Update the records from the start through the line that contains "side-nav-label: 专题展示 xyxy=(291,606,335,620)", changing every "map-label" to "region-label" and leaving everything else unchanged. Return only those lines.
---
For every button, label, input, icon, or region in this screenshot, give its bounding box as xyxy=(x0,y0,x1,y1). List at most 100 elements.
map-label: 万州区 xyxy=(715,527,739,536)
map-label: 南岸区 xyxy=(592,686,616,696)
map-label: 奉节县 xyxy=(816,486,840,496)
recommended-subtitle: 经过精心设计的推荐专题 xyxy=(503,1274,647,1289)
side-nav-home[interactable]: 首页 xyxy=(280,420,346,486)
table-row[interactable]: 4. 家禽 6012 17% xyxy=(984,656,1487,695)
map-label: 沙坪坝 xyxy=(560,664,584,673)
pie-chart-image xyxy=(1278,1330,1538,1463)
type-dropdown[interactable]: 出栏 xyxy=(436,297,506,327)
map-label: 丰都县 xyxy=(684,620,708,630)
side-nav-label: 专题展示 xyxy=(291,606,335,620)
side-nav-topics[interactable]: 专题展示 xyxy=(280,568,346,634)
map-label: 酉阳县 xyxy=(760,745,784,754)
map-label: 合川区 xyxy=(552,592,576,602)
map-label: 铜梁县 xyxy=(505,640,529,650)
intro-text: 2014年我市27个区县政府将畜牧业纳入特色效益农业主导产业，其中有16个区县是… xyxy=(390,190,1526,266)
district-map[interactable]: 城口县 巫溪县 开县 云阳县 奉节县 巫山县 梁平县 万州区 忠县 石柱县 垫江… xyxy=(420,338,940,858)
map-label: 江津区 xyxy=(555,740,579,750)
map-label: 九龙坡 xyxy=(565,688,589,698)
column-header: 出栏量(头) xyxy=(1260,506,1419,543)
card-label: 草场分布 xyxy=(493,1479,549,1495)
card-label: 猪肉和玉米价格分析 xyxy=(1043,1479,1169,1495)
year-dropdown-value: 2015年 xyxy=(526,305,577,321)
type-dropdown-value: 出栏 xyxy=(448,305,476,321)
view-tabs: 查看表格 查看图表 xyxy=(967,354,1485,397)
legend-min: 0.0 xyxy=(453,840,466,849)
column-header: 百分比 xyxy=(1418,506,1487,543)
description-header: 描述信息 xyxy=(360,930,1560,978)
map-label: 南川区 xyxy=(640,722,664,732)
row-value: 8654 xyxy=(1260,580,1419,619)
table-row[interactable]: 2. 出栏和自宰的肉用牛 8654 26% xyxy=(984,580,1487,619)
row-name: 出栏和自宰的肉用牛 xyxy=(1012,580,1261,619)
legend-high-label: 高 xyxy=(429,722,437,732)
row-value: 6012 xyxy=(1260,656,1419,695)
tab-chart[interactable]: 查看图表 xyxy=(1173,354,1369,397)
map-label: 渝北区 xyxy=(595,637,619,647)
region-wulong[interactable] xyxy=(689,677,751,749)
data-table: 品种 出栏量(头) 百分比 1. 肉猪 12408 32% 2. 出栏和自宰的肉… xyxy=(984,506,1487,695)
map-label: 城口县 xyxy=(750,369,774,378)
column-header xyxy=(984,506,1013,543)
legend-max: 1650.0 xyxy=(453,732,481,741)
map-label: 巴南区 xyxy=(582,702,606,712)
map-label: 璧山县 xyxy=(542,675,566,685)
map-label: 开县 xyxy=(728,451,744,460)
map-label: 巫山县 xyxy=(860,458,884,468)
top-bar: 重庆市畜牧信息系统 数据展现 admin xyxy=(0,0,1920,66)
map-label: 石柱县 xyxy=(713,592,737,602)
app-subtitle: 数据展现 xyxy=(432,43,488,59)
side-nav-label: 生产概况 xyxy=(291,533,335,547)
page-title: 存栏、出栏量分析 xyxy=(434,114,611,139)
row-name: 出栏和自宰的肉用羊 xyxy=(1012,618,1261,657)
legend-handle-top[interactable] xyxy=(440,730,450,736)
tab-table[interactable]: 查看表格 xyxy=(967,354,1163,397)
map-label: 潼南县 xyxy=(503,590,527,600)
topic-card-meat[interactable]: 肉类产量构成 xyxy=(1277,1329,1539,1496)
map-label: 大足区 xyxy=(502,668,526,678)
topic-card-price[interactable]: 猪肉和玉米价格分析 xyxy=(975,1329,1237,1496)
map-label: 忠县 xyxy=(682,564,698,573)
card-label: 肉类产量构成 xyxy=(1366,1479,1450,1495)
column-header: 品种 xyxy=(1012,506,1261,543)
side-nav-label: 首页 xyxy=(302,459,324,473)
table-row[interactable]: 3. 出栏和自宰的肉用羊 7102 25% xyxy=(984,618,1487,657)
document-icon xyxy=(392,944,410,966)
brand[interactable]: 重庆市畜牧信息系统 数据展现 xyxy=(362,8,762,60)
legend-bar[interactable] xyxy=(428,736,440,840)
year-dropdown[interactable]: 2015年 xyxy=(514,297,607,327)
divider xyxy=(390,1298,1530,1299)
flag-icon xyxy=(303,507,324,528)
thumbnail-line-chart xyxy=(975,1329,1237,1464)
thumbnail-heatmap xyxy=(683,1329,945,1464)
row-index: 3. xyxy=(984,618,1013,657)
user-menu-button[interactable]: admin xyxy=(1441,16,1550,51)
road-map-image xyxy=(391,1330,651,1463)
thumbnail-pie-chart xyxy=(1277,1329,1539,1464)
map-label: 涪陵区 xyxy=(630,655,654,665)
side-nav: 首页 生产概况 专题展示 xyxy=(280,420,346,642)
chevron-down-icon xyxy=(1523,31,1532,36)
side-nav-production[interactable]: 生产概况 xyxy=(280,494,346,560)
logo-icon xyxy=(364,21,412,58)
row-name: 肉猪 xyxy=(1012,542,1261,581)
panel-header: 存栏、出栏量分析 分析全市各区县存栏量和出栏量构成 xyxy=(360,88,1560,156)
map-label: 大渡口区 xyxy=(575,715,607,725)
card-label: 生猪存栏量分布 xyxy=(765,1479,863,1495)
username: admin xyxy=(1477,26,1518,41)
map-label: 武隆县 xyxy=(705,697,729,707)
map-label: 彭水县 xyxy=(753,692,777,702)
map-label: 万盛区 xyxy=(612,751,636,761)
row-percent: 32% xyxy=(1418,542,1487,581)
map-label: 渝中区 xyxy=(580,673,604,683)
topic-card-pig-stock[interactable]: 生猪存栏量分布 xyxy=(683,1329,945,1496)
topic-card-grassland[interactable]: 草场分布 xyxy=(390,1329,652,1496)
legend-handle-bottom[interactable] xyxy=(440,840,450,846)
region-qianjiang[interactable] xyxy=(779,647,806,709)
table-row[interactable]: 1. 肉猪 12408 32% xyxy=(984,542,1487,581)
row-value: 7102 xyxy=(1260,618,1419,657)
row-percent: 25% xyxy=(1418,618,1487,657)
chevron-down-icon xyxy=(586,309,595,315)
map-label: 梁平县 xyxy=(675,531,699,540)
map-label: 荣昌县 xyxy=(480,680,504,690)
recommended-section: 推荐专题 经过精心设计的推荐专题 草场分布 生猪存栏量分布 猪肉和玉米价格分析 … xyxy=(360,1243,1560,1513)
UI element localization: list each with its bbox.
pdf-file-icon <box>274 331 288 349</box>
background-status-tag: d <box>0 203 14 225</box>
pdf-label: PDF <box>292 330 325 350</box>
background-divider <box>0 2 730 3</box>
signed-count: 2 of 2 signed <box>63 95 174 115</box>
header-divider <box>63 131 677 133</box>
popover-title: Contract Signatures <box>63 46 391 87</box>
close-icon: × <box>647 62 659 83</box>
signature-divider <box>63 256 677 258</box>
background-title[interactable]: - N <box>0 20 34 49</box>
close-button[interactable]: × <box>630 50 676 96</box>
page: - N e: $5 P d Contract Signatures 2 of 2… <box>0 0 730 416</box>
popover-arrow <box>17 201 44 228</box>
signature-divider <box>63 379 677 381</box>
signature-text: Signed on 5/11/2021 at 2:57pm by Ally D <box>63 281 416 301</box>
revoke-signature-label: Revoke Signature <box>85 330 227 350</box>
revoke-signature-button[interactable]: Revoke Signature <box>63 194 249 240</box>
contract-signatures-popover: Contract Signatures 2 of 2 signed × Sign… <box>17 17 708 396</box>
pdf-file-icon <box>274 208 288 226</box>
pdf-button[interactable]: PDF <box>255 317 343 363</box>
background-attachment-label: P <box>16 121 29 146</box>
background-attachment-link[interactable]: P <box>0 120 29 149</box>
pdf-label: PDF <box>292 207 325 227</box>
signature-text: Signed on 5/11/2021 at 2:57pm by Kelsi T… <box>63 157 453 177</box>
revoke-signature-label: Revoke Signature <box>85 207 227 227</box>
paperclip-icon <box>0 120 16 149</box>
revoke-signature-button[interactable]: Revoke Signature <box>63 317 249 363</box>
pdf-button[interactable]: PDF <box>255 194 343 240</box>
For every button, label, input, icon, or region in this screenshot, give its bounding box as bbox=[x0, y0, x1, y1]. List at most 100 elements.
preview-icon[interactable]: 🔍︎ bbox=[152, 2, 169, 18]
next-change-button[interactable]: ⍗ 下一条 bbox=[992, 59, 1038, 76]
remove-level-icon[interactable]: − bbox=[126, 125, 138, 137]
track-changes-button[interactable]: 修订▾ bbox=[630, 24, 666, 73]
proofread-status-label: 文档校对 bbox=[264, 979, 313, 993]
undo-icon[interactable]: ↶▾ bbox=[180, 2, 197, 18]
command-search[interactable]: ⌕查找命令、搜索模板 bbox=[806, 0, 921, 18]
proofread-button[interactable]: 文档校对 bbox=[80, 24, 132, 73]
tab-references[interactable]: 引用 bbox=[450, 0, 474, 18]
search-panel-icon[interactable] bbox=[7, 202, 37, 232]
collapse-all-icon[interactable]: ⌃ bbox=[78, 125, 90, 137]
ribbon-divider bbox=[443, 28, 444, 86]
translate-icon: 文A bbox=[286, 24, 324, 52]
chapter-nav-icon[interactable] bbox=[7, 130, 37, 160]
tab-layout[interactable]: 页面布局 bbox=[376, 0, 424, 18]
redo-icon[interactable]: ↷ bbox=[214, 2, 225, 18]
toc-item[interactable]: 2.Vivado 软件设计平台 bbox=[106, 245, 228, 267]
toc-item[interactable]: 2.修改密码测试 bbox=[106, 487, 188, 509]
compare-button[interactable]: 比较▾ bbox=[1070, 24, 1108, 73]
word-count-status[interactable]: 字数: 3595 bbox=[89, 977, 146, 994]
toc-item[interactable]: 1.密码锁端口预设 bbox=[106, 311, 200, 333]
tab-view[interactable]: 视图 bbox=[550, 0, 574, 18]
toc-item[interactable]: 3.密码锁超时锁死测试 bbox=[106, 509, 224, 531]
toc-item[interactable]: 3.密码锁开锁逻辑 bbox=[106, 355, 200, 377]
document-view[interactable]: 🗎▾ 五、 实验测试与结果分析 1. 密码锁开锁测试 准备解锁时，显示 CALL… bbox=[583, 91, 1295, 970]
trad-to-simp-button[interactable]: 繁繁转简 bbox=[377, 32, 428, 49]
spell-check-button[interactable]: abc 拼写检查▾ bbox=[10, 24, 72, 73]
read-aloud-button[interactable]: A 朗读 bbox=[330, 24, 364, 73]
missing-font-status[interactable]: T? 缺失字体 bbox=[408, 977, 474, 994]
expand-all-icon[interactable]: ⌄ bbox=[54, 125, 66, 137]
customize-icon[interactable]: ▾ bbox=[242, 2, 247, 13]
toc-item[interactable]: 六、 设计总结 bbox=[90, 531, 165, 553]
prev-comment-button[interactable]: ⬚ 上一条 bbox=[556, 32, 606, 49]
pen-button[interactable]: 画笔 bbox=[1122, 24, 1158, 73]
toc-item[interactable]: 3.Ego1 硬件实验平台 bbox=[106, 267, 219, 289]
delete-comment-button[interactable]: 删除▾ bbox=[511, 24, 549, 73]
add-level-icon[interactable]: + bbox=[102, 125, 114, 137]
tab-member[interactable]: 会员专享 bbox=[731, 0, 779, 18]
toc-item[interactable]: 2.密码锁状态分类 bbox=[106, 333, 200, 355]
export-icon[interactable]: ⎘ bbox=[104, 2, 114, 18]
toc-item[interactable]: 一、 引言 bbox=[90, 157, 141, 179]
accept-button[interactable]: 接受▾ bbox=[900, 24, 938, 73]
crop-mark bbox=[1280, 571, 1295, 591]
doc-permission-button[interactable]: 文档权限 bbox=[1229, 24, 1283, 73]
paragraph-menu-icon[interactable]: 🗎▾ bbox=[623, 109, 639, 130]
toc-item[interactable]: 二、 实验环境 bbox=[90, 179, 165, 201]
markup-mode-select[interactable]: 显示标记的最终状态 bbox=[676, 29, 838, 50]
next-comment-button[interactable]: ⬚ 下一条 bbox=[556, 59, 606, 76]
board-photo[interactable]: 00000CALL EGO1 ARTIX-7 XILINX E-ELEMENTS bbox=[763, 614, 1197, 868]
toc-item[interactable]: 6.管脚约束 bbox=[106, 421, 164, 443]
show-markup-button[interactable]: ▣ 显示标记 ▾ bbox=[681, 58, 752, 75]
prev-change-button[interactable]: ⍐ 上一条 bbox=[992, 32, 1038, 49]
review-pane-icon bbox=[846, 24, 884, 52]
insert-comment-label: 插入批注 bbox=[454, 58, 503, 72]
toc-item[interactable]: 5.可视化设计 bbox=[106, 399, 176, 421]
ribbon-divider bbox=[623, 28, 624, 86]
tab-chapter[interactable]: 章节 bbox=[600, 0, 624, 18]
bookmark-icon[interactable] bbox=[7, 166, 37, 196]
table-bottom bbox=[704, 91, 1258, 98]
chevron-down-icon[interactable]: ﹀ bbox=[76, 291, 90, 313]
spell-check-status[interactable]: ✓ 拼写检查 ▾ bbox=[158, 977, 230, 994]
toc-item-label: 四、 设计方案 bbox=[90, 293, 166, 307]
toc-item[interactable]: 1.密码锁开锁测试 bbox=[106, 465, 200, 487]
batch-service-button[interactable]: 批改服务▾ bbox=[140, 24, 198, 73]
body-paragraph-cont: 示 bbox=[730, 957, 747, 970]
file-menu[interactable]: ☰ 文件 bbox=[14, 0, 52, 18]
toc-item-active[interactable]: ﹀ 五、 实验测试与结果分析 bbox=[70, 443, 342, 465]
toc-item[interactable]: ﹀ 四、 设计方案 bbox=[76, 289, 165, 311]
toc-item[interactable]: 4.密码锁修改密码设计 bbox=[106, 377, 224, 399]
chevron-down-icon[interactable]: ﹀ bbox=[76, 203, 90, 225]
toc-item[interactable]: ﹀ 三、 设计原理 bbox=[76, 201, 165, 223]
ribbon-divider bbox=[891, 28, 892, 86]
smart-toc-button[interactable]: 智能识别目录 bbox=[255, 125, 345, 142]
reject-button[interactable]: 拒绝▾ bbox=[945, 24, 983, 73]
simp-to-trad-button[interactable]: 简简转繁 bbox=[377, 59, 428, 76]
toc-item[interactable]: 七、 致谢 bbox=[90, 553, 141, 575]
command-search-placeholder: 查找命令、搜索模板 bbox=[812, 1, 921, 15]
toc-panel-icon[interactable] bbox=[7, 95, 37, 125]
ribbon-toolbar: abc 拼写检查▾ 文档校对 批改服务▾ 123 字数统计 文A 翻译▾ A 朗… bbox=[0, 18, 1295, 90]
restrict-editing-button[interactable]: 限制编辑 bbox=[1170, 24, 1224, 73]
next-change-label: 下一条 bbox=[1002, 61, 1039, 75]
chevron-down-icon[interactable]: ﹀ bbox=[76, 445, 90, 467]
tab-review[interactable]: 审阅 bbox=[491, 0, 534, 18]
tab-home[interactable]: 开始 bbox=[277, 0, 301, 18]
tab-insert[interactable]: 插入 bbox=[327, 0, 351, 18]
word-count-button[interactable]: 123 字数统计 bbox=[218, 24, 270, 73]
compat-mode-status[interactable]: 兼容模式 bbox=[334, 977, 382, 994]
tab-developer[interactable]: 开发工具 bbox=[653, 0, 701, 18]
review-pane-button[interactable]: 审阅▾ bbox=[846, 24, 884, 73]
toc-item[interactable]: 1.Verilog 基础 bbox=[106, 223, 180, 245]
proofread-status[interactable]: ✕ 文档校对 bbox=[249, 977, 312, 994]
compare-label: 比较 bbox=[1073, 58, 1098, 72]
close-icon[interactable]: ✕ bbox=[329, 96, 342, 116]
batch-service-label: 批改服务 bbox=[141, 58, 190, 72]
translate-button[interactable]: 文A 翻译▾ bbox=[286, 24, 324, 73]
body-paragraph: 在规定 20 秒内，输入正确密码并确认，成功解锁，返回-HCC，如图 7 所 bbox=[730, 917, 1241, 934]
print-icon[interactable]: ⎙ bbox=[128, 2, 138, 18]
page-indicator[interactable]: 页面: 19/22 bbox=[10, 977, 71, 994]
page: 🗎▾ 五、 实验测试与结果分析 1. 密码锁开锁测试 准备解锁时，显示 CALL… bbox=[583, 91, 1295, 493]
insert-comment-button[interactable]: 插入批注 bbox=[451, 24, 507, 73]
---
**TASK RESULT**
For every button, label, input, icon, or region in this screenshot, give its bounding box as xyxy=(x0,y0,x1,y1). List at most 100 elements.
region-label: 万州区 xyxy=(715,527,739,536)
region-label: 南岸区 xyxy=(592,686,616,696)
region-label: 奉节县 xyxy=(816,486,840,496)
recommended-subtitle: 经过精心设计的推荐专题 xyxy=(503,1274,647,1289)
side-nav-home[interactable]: 首页 xyxy=(280,420,346,486)
table-row[interactable]: 4. 家禽 6012 17% xyxy=(984,656,1487,695)
region-label: 沙坪坝 xyxy=(560,664,584,673)
pie-chart-image xyxy=(1278,1330,1538,1463)
type-dropdown[interactable]: 出栏 xyxy=(436,297,506,327)
region-label: 丰都县 xyxy=(684,620,708,630)
side-nav-label: 专题展示 xyxy=(291,606,335,620)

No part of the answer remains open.